**Aim:**
Copy every line of the listing that holds the string "name".

--- Start of Provided material ---

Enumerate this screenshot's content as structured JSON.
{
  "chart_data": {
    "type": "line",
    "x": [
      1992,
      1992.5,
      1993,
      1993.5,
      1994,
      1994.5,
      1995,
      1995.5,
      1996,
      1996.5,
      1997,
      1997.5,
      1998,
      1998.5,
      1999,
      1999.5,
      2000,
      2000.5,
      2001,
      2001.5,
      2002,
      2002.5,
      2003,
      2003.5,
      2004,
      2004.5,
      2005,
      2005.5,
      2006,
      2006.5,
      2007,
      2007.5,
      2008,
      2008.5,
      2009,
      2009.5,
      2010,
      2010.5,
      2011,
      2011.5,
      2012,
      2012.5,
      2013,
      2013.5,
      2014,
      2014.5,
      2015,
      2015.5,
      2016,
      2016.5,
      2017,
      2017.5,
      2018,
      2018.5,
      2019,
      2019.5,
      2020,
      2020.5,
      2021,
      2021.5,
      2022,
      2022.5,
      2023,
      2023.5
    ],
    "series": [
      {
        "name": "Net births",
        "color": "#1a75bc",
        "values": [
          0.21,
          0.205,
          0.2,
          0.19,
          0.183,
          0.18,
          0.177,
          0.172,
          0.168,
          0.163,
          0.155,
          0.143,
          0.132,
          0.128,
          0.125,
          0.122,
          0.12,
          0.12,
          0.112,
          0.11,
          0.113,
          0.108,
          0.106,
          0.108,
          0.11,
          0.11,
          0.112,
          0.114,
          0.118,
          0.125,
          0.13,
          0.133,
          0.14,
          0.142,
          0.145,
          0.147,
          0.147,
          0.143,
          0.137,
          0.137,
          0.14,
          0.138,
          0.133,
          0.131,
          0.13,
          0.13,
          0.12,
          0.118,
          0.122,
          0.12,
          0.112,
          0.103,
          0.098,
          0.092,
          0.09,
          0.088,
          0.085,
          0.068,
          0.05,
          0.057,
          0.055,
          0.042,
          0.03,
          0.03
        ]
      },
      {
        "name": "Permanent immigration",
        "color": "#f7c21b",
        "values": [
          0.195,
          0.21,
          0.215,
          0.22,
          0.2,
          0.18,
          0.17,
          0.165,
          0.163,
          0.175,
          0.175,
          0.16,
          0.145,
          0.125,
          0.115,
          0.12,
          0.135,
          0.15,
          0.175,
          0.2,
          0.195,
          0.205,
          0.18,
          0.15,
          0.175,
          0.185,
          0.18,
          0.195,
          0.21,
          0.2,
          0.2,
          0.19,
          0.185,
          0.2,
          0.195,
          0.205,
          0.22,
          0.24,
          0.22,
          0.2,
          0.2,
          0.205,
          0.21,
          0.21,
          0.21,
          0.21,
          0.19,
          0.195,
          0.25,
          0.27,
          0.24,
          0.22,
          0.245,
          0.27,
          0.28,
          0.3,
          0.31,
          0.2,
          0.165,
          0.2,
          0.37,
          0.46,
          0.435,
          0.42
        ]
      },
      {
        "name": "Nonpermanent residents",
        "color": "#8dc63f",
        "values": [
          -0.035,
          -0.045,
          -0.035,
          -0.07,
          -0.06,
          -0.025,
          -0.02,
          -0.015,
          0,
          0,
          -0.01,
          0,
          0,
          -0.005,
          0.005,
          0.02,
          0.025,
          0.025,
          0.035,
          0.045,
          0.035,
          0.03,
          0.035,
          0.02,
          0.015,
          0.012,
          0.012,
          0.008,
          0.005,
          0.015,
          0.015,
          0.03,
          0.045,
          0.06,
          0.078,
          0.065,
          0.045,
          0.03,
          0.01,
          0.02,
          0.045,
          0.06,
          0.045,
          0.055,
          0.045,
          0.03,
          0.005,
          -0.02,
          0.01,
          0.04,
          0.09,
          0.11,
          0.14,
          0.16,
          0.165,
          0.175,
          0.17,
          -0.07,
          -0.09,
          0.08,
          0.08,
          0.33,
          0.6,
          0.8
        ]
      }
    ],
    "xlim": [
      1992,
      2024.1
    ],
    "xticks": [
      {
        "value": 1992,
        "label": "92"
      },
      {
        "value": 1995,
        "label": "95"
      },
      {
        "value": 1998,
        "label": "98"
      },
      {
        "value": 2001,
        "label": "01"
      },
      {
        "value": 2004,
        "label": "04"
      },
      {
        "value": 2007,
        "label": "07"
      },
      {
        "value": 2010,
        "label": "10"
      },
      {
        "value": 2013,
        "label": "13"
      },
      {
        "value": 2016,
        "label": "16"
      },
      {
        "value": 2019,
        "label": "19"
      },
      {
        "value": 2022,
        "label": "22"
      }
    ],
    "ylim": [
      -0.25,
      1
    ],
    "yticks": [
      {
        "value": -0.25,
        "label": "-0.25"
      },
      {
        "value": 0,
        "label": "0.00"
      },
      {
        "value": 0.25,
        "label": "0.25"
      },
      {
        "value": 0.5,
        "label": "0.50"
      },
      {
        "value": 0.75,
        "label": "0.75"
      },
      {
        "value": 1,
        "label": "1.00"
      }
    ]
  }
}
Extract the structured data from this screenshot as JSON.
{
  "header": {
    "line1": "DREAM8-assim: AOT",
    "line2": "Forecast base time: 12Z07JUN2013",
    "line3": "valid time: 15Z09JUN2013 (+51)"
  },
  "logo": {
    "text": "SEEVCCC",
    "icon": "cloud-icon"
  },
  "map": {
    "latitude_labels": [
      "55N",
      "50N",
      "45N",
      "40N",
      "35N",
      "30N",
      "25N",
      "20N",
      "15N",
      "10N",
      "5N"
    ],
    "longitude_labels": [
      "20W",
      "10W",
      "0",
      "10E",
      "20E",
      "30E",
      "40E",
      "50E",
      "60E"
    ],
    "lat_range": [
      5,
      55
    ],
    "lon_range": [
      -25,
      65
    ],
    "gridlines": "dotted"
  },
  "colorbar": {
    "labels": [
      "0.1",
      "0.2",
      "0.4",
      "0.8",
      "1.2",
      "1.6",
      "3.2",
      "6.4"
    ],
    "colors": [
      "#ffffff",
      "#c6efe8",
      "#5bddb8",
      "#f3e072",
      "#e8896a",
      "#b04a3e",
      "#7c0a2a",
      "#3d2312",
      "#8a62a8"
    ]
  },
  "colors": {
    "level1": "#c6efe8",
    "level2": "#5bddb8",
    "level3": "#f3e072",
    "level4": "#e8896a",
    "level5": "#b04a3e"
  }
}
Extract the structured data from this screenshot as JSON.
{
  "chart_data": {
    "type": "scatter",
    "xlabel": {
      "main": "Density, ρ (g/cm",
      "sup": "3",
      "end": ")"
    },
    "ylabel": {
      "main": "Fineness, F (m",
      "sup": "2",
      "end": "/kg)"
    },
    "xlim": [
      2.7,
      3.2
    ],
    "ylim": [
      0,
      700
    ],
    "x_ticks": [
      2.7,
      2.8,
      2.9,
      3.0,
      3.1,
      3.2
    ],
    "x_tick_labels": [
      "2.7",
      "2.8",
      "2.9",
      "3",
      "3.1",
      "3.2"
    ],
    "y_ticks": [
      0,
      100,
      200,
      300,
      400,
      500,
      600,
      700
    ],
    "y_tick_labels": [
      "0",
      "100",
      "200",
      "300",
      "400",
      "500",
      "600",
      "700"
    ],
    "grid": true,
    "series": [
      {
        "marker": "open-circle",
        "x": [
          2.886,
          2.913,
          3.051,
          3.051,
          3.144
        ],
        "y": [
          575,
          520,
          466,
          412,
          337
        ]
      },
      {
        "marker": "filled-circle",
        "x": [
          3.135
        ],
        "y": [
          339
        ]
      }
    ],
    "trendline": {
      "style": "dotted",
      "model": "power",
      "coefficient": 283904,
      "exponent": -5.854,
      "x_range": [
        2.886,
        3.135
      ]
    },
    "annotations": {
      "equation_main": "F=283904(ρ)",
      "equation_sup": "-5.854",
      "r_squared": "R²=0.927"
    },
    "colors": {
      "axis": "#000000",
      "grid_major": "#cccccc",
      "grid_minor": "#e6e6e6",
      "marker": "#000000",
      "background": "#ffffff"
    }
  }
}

--- End of Provided material ---

**Answer to this task:**
        "name": "Net births",
        "name": "Permanent immigration",
        "name": "Nonpermanent residents",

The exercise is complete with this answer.